— Start Listing —

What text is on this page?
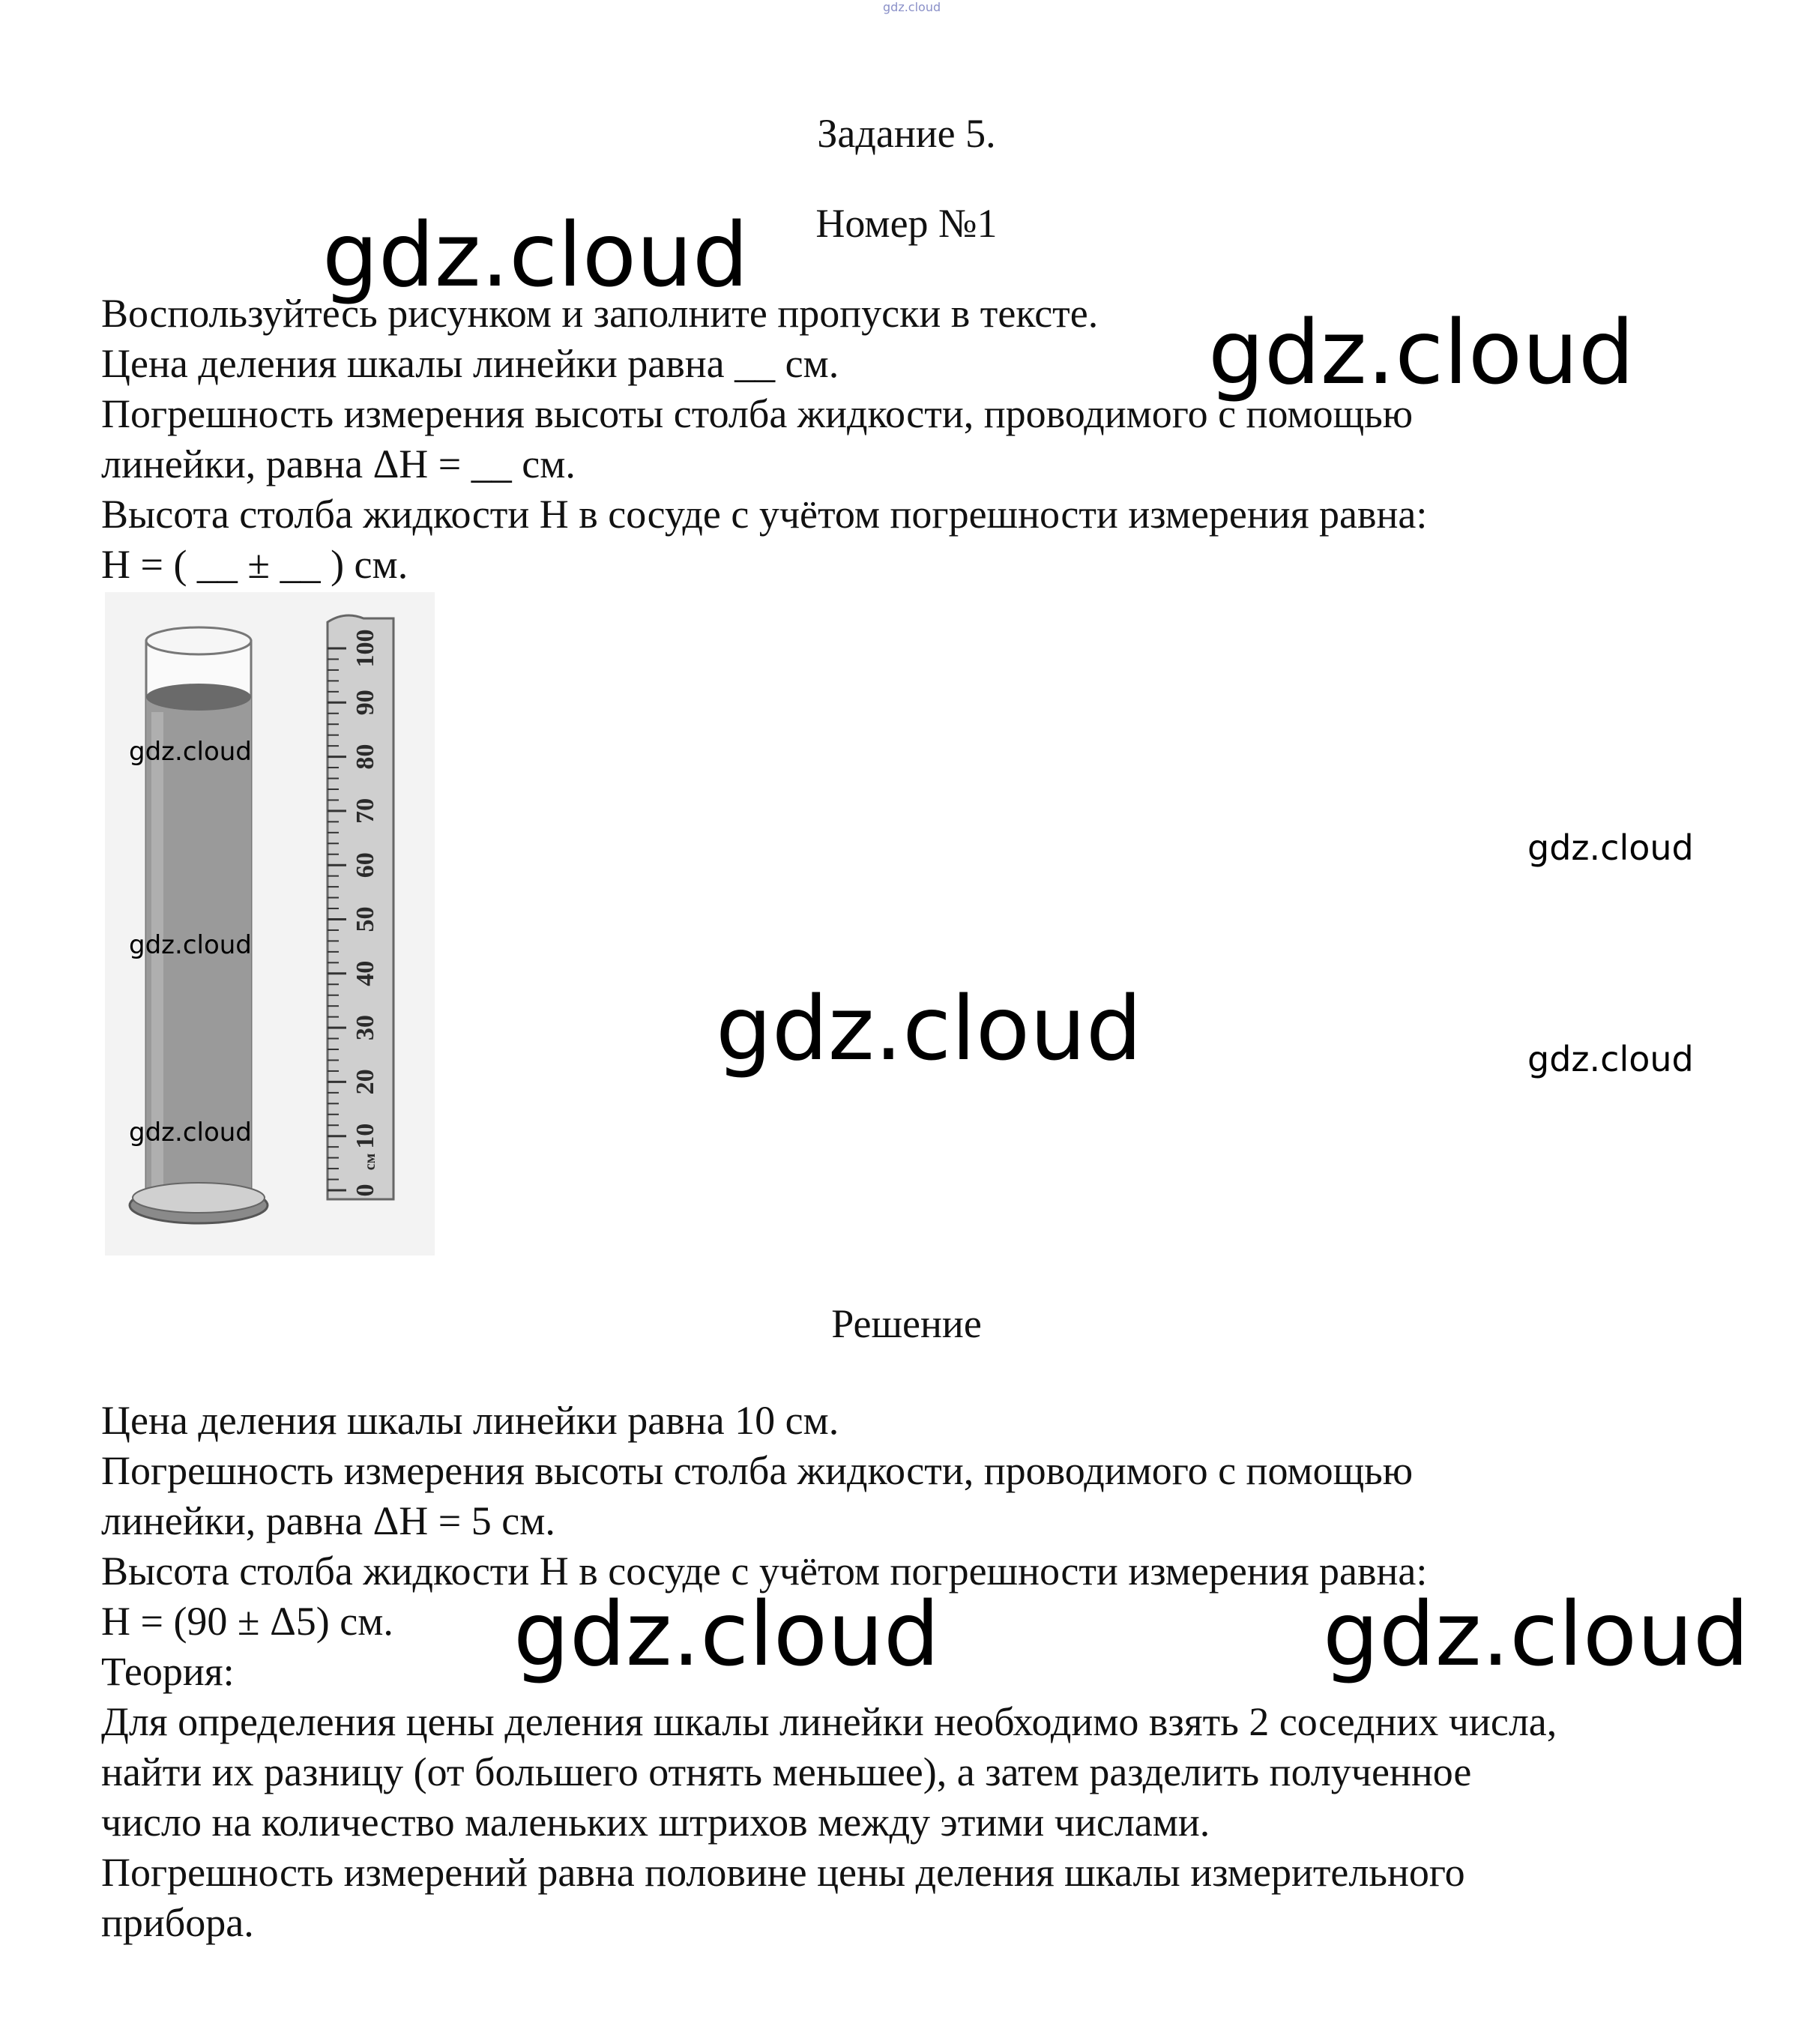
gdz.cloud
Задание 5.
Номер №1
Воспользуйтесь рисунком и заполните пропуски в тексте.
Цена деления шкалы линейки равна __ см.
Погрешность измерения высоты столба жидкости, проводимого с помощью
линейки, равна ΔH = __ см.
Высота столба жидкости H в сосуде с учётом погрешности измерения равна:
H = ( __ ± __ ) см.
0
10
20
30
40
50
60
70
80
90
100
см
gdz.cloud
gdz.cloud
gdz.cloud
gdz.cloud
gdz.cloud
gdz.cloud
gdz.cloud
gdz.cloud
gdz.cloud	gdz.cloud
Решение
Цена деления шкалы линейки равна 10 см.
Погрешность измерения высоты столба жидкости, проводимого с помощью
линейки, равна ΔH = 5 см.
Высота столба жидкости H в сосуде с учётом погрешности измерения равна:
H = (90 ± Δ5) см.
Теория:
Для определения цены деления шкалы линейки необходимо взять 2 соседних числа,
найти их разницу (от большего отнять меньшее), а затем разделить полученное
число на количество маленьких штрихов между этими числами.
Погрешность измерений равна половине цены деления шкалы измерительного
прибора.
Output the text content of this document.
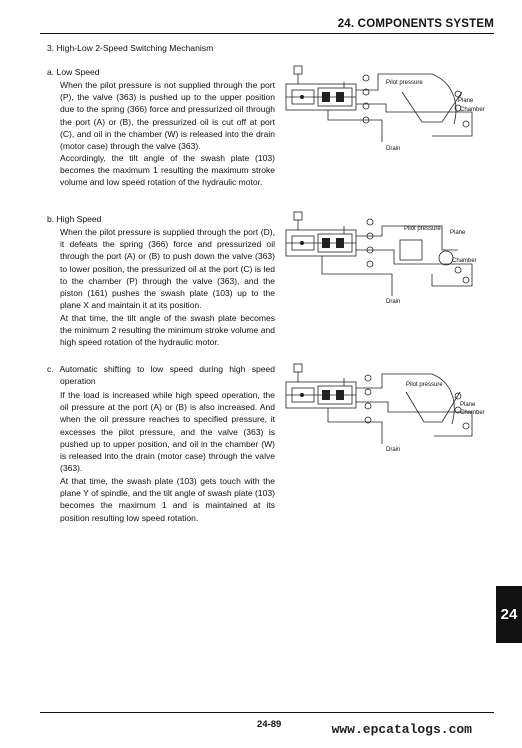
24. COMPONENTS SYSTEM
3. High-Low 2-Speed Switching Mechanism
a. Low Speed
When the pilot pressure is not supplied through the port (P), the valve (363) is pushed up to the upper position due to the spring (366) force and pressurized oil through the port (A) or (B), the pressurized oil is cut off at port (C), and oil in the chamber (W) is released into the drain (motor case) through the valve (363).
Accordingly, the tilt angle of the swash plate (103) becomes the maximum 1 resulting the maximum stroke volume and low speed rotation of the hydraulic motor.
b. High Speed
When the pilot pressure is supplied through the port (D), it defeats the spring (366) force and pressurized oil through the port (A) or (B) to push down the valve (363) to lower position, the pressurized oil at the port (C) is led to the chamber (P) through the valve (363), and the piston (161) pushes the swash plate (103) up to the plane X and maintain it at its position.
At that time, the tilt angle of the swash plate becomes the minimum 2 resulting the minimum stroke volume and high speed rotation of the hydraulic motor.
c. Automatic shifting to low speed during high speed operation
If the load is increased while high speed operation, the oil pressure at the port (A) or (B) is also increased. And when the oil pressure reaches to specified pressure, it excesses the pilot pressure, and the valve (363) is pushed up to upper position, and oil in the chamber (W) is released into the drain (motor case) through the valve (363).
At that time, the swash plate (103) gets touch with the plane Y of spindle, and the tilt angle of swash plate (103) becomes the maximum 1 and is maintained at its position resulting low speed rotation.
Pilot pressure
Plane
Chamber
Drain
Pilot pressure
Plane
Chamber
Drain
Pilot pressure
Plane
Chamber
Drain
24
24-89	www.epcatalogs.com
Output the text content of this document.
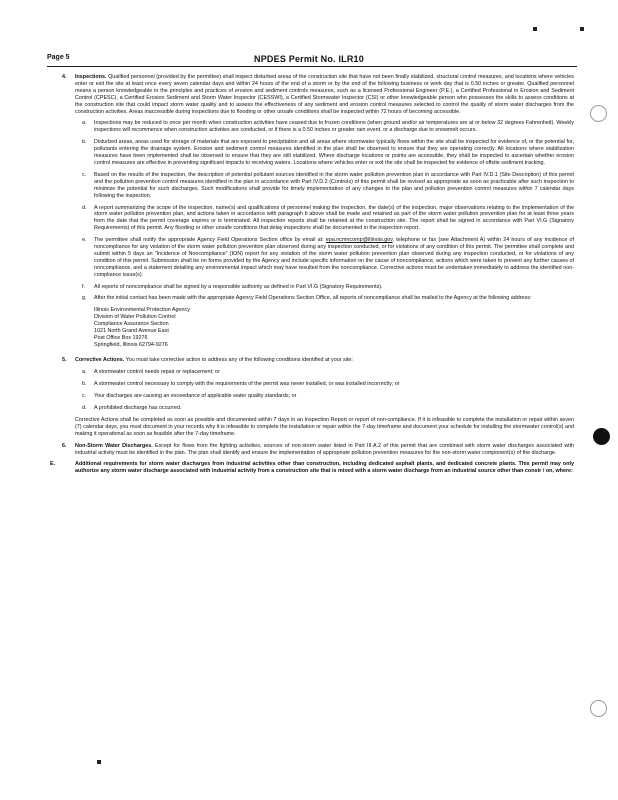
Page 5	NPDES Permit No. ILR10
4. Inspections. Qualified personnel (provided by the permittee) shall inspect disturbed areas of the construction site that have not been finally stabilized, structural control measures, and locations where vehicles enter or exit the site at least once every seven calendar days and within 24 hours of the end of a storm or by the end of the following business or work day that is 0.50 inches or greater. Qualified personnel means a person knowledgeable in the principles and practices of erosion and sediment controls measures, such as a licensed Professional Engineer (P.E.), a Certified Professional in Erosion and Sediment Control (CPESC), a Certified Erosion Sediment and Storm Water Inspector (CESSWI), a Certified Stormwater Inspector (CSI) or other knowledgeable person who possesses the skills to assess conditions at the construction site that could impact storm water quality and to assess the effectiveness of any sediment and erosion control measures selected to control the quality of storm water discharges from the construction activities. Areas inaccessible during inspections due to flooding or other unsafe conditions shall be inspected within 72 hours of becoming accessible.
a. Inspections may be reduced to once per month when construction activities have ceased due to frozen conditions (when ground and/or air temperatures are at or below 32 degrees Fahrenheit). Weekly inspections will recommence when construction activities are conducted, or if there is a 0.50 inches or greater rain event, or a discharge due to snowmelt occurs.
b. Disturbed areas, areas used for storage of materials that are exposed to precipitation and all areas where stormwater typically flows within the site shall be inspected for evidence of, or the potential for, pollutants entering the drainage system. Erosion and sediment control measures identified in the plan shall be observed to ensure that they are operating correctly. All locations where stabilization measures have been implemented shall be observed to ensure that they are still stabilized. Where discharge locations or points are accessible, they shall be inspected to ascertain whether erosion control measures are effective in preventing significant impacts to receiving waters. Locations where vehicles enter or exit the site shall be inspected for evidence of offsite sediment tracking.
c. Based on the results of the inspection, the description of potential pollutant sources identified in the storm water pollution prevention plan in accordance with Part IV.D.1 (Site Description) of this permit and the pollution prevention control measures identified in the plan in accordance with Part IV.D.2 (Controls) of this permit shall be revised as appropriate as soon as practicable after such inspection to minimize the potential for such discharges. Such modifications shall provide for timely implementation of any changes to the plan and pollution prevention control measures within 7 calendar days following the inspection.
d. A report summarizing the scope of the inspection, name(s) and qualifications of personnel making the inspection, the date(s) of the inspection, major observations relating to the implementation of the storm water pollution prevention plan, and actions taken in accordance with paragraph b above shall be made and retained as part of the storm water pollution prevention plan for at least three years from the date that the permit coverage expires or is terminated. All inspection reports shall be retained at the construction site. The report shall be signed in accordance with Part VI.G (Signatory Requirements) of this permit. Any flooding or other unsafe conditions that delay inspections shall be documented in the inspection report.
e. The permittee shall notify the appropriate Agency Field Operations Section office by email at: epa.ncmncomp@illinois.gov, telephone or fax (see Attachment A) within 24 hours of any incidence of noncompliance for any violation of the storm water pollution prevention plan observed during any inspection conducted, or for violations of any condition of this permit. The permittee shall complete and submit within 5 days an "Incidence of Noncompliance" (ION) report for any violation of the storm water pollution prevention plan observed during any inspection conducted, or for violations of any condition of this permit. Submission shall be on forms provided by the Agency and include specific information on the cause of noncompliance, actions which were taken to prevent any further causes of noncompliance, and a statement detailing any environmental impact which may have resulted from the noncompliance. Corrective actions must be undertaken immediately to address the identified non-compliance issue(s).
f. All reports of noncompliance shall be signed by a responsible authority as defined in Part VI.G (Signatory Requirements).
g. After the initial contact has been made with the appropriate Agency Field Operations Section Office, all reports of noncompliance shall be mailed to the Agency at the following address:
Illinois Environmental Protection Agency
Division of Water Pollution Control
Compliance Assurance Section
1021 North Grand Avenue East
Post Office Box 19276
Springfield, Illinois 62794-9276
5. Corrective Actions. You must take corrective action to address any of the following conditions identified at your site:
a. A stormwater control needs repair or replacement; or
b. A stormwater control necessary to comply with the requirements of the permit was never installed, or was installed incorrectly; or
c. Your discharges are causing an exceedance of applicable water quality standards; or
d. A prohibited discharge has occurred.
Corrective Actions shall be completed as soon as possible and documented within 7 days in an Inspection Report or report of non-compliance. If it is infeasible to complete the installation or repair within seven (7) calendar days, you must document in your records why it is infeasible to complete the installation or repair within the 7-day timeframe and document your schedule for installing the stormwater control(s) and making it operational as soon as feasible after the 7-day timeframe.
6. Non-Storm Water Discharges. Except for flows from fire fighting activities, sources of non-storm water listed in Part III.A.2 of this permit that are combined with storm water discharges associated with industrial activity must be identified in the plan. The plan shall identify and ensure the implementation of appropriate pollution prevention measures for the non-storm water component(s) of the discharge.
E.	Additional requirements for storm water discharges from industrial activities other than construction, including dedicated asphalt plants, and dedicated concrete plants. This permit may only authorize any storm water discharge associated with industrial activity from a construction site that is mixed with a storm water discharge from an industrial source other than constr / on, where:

— End Listing —

The request — The data above needs to be retyped exactly, with the images left out.

Final result —
What text is on this page?
gdz.cloud
Задание 5.
Номер №1
Воспользуйтесь рисунком и заполните пропуски в тексте.
Цена деления шкалы линейки равна __ см.
Погрешность измерения высоты столба жидкости, проводимого с помощью
линейки, равна ΔH = __ см.
Высота столба жидкости H в сосуде с учётом погрешности измерения равна:
H = ( __ ± __ ) см.
0
10
20
30
40
50
60
70
80
90
100
см
gdz.cloud
gdz.cloud
gdz.cloud
gdz.cloud
gdz.cloud
gdz.cloud
gdz.cloud
gdz.cloud
gdz.cloud	gdz.cloud
Решение
Цена деления шкалы линейки равна 10 см.
Погрешность измерения высоты столба жидкости, проводимого с помощью
линейки, равна ΔH = 5 см.
Высота столба жидкости H в сосуде с учётом погрешности измерения равна:
H = (90 ± Δ5) см.
Теория:
Для определения цены деления шкалы линейки необходимо взять 2 соседних числа,
найти их разницу (от большего отнять меньшее), а затем разделить полученное
число на количество маленьких штрихов между этими числами.
Погрешность измерений равна половине цены деления шкалы измерительного
прибора.
Output the text content of this document.
24. COMPONENTS SYSTEM
3. High-Low 2-Speed Switching Mechanism
a. Low Speed
When the pilot pressure is not supplied through the port (P), the valve (363) is pushed up to the upper position due to the spring (366) force and pressurized oil through the port (A) or (B), the pressurized oil is cut off at port (C), and oil in the chamber (W) is released into the drain (motor case) through the valve (363).
Accordingly, the tilt angle of the swash plate (103) becomes the maximum 1 resulting the maximum stroke volume and low speed rotation of the hydraulic motor.
b. High Speed
When the pilot pressure is supplied through the port (D), it defeats the spring (366) force and pressurized oil through the port (A) or (B) to push down the valve (363) to lower position, the pressurized oil at the port (C) is led to the chamber (P) through the valve (363), and the piston (161) pushes the swash plate (103) up to the plane X and maintain it at its position.
At that time, the tilt angle of the swash plate becomes the minimum 2 resulting the minimum stroke volume and high speed rotation of the hydraulic motor.
c. Automatic shifting to low speed during high speed operation
If the load is increased while high speed operation, the oil pressure at the port (A) or (B) is also increased. And when the oil pressure reaches to specified pressure, it excesses the pilot pressure, and the valve (363) is pushed up to upper position, and oil in the chamber (W) is released into the drain (motor case) through the valve (363).
At that time, the swash plate (103) gets touch with the plane Y of spindle, and the tilt angle of swash plate (103) becomes the maximum 1 and is maintained at its position resulting low speed rotation.
Pilot pressure
Plane
Chamber
Drain
Pilot pressure
Plane
Chamber
Drain
Pilot pressure
Plane
Chamber
Drain
24
24-89	www.epcatalogs.com
Output the text content of this document.
Page 5	NPDES Permit No. ILR10
4. Inspections. Qualified personnel (provided by the permittee) shall inspect disturbed areas of the construction site that have not been finally stabilized, structural control measures, and locations where vehicles enter or exit the site at least once every seven calendar days and within 24 hours of the end of a storm or by the end of the following business or work day that is 0.50 inches or greater. Qualified personnel means a person knowledgeable in the principles and practices of erosion and sediment controls measures, such as a licensed Professional Engineer (P.E.), a Certified Professional in Erosion and Sediment Control (CPESC), a Certified Erosion Sediment and Storm Water Inspector (CESSWI), a Certified Stormwater Inspector (CSI) or other knowledgeable person who possesses the skills to assess conditions at the construction site that could impact storm water quality and to assess the effectiveness of any sediment and erosion control measures selected to control the quality of storm water discharges from the construction activities. Areas inaccessible during inspections due to flooding or other unsafe conditions shall be inspected within 72 hours of becoming accessible.
a. Inspections may be reduced to once per month when construction activities have ceased due to frozen conditions (when ground and/or air temperatures are at or below 32 degrees Fahrenheit). Weekly inspections will recommence when construction activities are conducted, or if there is a 0.50 inches or greater rain event, or a discharge due to snowmelt occurs.
b. Disturbed areas, areas used for storage of materials that are exposed to precipitation and all areas where stormwater typically flows within the site shall be inspected for evidence of, or the potential for, pollutants entering the drainage system. Erosion and sediment control measures identified in the plan shall be observed to ensure that they are operating correctly. All locations where stabilization measures have been implemented shall be observed to ensure that they are still stabilized. Where discharge locations or points are accessible, they shall be inspected to ascertain whether erosion control measures are effective in preventing significant impacts to receiving waters. Locations where vehicles enter or exit the site shall be inspected for evidence of offsite sediment tracking.
c. Based on the results of the inspection, the description of potential pollutant sources identified in the storm water pollution prevention plan in accordance with Part IV.D.1 (Site Description) of this permit and the pollution prevention control measures identified in the plan in accordance with Part IV.D.2 (Controls) of this permit shall be revised as appropriate as soon as practicable after such inspection to minimize the potential for such discharges. Such modifications shall provide for timely implementation of any changes to the plan and pollution prevention control measures within 7 calendar days following the inspection.
d. A report summarizing the scope of the inspection, name(s) and qualifications of personnel making the inspection, the date(s) of the inspection, major observations relating to the implementation of the storm water pollution prevention plan, and actions taken in accordance with paragraph b above shall be made and retained as part of the storm water pollution prevention plan for at least three years from the date that the permit coverage expires or is terminated. All inspection reports shall be retained at the construction site. The report shall be signed in accordance with Part VI.G (Signatory Requirements) of this permit. Any flooding or other unsafe conditions that delay inspections shall be documented in the inspection report.
e. The permittee shall notify the appropriate Agency Field Operations Section office by email at: epa.ncmncomp@illinois.gov, telephone or fax (see Attachment A) within 24 hours of any incidence of noncompliance for any violation of the storm water pollution prevention plan observed during any inspection conducted, or for violations of any condition of this permit. The permittee shall complete and submit within 5 days an "Incidence of Noncompliance" (ION) report for any violation of the storm water pollution prevention plan observed during any inspection conducted, or for violations of any condition of this permit. Submission shall be on forms provided by the Agency and include specific information on the cause of noncompliance, actions which were taken to prevent any further causes of noncompliance, and a statement detailing any environmental impact which may have resulted from the noncompliance. Corrective actions must be undertaken immediately to address the identified non-compliance issue(s).
f. All reports of noncompliance shall be signed by a responsible authority as defined in Part VI.G (Signatory Requirements).
g. After the initial contact has been made with the appropriate Agency Field Operations Section Office, all reports of noncompliance shall be mailed to the Agency at the following address:
Illinois Environmental Protection Agency
Division of Water Pollution Control
Compliance Assurance Section
1021 North Grand Avenue East
Post Office Box 19276
Springfield, Illinois 62794-9276
5. Corrective Actions. You must take corrective action to address any of the following conditions identified at your site:
a. A stormwater control needs repair or replacement; or
b. A stormwater control necessary to comply with the requirements of the permit was never installed, or was installed incorrectly; or
c. Your discharges are causing an exceedance of applicable water quality standards; or
d. A prohibited discharge has occurred.
Corrective Actions shall be completed as soon as possible and documented within 7 days in an Inspection Report or report of non-compliance. If it is infeasible to complete the installation or repair within seven (7) calendar days, you must document in your records why it is infeasible to complete the installation or repair within the 7-day timeframe and document your schedule for installing the stormwater control(s) and making it operational as soon as feasible after the 7-day timeframe.
6. Non-Storm Water Discharges. Except for flows from fire fighting activities, sources of non-storm water listed in Part III.A.2 of this permit that are combined with storm water discharges associated with industrial activity must be identified in the plan. The plan shall identify and ensure the implementation of appropriate pollution prevention measures for the non-storm water component(s) of the discharge.
E.	Additional requirements for storm water discharges from industrial activities other than construction, including dedicated asphalt plants, and dedicated concrete plants. This permit may only authorize any storm water discharge associated with industrial activity from a construction site that is mixed with a storm water discharge from an industrial source other than constr / on, where:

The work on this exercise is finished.